REQUIRED TASKS:
a) In the call-handling guidance, why should staff practice a bank of assertive but non-confrontational phrases in a calm and safe setting?
b) In the call-handling guidance, change the stretch from "By actively choosing" through "with the customer.", replacing "customer" with "caller".
c) Please continue the call-handling guidance from the point where it stops.

SOURCE PASSAGE:
■ ■ ■ ■ ■
If at any point the employee feels the customer has crossed the line, they must be empowered to terminate the call and supported afterwards.
Make sure you and your team have a bank of assertive but non confrontational phrases which you have practiced in a calm and safe environment so they do not struggle for words (or say the wrong thing) in the heat of the moment.
Examples could include:
Please lower your voice
Please don't swear at me
I really want to make this right for you but I'm not able to do that while you are shouting at me. Please could we discuss this?
It's important to me that we make this right for you so I think it's best if I escalate it to my manager to make sure we get it right.
I understand why you are so angry, but if you continue to shout and swear, I will have no choice but to end the call – which I don’t want to have to do
We have a zero tolerance policy on abusive behavior towards staff and so I will be unable to continue the call. A manager will call you back to help further before the end of the day.
Ten Minute Trainer - Conflict Scripts
It is extremely unlikely that you will have a positive attitude towards everyone that you meet in the course of your work. If you are dealing with someone towards whom you feel negative, you are likely to show those negative feelings in the way that you behave towards them.
By actively choosing positive language, we can fake it till we make it. The "Positive Statements For Negative People" in the document opposite will help your team to keep the interaction positive even when they are struggling to connect with the customer.
Positive Statements For Dealing Negative People
When a team member has had a difficult call it is important that they are able to spend time with a manager to debrief.
When an agent alerts management that they have had a difficult call, they should be told to set their phone to Do Not Disturb and take some time to go for a walk, have a cup of tea, call someone, scroll social media... whatever will make them feel better!
While they do this, the manager should listen back to the call to prepare for the debrief. When listening they should listen for:
An indication of how the agent may now feel and what support is required
Points where the agent performed especially well - keeping their cool, trying to be helpful, trying to deescalate the situation, controlling their emotions or being assertive.
Points where the agent could have tried another strategy.
■ ■ ■ ■ ■
[Data excerpts]
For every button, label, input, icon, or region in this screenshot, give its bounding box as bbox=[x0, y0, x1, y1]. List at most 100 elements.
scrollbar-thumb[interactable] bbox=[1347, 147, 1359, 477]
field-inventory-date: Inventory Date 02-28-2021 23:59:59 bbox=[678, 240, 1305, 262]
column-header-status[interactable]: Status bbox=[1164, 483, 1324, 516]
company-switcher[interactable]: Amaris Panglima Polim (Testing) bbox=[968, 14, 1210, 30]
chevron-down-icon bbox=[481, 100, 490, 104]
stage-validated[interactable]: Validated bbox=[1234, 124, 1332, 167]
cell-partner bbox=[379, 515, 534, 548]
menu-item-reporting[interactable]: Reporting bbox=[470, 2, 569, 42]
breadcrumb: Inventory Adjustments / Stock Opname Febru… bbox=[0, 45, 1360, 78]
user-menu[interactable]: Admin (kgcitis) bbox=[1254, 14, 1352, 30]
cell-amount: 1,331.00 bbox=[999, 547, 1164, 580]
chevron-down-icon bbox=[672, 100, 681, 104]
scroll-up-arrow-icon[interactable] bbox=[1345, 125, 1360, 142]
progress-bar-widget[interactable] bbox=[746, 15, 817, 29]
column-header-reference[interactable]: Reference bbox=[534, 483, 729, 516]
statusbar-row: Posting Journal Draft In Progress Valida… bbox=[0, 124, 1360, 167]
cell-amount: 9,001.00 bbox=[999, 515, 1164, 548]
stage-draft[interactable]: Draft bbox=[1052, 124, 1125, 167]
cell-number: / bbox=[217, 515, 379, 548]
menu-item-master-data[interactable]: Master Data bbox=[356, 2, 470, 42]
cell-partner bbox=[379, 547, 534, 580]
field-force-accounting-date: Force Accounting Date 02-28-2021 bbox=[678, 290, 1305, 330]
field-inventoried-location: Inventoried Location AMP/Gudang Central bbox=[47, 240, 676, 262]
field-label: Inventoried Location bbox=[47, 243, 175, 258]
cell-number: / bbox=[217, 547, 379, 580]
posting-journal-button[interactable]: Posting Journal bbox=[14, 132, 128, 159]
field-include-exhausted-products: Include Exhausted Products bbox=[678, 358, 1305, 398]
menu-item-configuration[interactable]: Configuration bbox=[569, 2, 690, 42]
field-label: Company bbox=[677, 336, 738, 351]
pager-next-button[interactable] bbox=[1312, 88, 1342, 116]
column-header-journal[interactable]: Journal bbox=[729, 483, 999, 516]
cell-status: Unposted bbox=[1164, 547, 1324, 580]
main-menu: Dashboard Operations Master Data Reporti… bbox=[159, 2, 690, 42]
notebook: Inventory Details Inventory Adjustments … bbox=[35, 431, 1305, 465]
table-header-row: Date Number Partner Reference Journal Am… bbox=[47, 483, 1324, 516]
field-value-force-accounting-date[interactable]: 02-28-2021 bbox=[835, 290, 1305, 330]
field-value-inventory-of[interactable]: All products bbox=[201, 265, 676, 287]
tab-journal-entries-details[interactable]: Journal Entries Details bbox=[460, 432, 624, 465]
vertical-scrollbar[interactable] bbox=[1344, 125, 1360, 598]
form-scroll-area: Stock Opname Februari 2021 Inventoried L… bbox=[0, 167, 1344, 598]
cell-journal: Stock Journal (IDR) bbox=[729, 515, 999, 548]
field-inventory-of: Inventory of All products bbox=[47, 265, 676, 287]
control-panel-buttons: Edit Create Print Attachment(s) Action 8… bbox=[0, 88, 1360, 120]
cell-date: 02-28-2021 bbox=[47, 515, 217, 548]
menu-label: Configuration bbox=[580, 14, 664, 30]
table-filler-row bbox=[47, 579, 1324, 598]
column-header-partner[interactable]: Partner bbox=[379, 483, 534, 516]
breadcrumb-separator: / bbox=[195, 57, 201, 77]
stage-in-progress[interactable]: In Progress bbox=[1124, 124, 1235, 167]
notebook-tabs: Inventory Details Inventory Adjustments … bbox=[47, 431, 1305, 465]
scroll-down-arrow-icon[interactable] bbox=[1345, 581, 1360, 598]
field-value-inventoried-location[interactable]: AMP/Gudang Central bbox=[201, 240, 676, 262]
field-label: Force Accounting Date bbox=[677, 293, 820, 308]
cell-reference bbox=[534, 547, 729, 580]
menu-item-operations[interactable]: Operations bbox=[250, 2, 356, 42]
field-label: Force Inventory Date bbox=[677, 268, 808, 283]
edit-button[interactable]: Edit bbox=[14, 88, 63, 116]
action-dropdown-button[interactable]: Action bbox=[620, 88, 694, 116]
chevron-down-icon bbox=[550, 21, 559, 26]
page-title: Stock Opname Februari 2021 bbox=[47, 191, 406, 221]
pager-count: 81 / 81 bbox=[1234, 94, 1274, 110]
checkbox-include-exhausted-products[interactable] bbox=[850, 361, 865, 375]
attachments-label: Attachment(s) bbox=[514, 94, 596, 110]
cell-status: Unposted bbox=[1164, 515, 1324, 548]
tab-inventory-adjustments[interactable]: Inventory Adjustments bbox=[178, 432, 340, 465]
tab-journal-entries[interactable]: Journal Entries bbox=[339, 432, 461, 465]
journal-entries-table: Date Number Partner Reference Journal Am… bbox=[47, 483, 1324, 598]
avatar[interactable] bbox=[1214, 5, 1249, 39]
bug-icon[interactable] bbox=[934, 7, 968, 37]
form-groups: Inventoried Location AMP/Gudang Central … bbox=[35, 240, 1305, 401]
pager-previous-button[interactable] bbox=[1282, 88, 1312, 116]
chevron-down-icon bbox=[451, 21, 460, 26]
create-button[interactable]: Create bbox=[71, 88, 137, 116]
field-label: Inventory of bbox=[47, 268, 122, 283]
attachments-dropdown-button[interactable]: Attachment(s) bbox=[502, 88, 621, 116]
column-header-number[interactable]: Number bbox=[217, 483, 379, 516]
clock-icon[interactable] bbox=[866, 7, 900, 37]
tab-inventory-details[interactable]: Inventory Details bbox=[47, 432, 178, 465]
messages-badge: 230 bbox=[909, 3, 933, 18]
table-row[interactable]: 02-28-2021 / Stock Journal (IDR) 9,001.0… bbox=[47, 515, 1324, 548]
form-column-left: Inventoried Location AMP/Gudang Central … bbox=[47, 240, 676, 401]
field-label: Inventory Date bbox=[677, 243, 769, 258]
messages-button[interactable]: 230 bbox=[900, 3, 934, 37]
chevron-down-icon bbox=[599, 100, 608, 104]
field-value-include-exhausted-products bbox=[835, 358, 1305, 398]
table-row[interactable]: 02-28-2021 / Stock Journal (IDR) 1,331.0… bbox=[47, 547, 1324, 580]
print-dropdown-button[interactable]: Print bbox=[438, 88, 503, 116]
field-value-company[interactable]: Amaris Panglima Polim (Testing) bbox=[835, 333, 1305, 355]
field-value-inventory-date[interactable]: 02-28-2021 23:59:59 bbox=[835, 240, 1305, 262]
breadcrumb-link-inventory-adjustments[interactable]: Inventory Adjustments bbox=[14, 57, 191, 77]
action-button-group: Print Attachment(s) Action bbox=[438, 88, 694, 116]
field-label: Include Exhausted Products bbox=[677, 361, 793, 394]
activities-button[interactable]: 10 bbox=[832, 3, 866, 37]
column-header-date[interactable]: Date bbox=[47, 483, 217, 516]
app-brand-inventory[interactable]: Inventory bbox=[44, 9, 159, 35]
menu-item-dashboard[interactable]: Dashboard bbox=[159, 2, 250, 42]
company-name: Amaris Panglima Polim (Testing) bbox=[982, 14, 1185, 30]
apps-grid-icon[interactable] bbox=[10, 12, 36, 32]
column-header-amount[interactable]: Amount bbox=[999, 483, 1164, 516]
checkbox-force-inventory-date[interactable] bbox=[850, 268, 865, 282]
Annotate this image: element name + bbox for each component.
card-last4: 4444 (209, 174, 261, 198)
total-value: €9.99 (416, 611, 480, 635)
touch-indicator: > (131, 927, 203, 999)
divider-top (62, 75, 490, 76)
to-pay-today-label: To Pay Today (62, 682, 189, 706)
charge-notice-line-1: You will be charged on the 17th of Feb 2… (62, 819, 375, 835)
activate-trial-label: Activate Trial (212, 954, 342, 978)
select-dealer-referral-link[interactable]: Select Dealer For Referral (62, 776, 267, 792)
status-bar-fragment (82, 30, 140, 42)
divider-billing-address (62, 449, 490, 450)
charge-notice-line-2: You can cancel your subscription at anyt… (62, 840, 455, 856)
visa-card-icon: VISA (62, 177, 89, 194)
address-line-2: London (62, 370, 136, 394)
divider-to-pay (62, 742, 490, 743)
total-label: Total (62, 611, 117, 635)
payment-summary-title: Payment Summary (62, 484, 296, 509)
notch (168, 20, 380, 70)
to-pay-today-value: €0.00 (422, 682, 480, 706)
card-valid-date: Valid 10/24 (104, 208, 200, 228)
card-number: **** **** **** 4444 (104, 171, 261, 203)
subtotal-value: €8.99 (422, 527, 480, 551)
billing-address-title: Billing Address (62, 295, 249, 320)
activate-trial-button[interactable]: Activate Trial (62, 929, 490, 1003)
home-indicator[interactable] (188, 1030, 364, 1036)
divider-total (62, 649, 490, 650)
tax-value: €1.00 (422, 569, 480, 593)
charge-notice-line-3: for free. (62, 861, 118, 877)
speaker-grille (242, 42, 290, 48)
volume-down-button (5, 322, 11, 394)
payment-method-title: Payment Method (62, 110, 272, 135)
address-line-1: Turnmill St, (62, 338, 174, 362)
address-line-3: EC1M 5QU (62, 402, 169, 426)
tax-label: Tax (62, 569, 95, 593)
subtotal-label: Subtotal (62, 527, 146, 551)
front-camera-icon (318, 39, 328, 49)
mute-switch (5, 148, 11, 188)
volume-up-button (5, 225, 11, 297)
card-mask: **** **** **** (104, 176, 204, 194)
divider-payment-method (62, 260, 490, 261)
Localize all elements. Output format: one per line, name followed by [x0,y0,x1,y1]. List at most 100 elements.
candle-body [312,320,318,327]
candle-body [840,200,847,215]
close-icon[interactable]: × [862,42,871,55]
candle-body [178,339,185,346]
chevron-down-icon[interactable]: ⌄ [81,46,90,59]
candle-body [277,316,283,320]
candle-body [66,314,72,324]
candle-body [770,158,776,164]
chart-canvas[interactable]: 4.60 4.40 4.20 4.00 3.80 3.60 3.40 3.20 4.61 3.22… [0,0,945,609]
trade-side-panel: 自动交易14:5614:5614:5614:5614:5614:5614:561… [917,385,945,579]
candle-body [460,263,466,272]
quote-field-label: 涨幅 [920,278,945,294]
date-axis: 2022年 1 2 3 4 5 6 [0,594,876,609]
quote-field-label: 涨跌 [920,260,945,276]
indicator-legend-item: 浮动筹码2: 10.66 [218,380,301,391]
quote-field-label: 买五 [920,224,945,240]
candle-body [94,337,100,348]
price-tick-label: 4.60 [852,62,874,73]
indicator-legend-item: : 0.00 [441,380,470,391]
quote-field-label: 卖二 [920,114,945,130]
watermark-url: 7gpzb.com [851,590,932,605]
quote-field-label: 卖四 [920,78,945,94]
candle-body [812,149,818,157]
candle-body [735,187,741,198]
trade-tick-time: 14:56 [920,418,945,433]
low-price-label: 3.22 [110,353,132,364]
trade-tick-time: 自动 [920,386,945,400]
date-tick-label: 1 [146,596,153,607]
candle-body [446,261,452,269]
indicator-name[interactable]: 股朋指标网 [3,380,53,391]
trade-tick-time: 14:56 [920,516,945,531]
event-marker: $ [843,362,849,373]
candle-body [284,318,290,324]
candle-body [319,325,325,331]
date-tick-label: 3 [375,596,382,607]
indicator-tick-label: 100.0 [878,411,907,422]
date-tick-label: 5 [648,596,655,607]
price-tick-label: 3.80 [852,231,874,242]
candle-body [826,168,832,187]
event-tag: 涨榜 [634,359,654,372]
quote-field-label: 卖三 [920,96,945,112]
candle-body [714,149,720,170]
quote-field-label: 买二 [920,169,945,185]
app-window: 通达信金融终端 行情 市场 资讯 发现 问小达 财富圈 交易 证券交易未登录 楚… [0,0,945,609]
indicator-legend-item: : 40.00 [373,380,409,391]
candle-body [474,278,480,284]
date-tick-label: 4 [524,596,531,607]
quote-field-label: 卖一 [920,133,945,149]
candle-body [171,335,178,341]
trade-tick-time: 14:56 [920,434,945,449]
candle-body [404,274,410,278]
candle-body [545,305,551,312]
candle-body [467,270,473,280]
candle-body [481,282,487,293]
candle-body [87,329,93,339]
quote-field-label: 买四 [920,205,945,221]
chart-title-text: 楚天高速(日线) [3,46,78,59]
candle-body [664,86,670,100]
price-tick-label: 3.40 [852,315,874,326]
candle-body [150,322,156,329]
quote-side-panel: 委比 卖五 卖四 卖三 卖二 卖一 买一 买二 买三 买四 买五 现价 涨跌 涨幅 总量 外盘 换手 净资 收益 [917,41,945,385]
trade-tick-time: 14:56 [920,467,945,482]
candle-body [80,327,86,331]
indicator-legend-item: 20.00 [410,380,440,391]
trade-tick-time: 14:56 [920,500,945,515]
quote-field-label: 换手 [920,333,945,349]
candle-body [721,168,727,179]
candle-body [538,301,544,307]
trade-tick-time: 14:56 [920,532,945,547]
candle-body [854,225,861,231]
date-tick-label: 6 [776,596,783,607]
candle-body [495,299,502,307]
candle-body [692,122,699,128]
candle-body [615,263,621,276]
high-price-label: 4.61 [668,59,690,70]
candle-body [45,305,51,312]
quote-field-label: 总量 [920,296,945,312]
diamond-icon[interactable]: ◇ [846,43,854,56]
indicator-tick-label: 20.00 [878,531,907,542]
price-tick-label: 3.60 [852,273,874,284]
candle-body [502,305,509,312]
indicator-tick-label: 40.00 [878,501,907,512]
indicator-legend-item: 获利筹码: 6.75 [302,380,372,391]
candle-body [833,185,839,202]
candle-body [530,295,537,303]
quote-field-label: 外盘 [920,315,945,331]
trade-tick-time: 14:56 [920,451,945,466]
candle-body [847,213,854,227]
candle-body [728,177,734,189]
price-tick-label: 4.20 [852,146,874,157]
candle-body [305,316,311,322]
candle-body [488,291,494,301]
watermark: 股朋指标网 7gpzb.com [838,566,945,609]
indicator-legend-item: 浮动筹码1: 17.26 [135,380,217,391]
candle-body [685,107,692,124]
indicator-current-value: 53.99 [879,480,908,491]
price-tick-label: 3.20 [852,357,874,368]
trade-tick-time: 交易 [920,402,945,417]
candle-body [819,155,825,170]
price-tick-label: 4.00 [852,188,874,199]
■ ■ ■ ■ ■
RESPONSES BY TASK:
a) Practicing the phrases ahead of time means staff won't struggle for words or say the wrong thing in the heat of the moment.

b)
By actively choosing positive language, we can fake it till we make it. The "Positive Statements For Negative People" in the document opposite will help your team to keep the interaction positive even when they are struggling to connect with the caller.

c)
A time should then be scheduled as soon as possible for the agent and advisor to listen to the call together. Using the coaching techniques in the "Leading Others" section, the manager should support the agent in analysing their own performance, with the manager guiding them to spot any moments they could have improved and/or reassuring them that they did a good job.
Finally, they should be given another chance to talk about how they're feeling and reminded that support is available.
Being the victim of abuse, even on the telephone, can be particularly traumatic because it involves an interaction with another person at a very personal level and this can produce some difficult and complex emotional reactions. Each person has different triggers (one team member could be unbothered if a customer swears at them but could be totally derailed by insults of a sexual nature, for example) and different ways of responding to, and dealing with, the aftermath of an abusive incident. If you or a team member do encounter a difficult customer or face an issue at work that upsets you, remember there are lots of people and systems in place ready to support you so please use them, and ensure any team member who experiences unacceptable customer behavior is well taken care of afterwards.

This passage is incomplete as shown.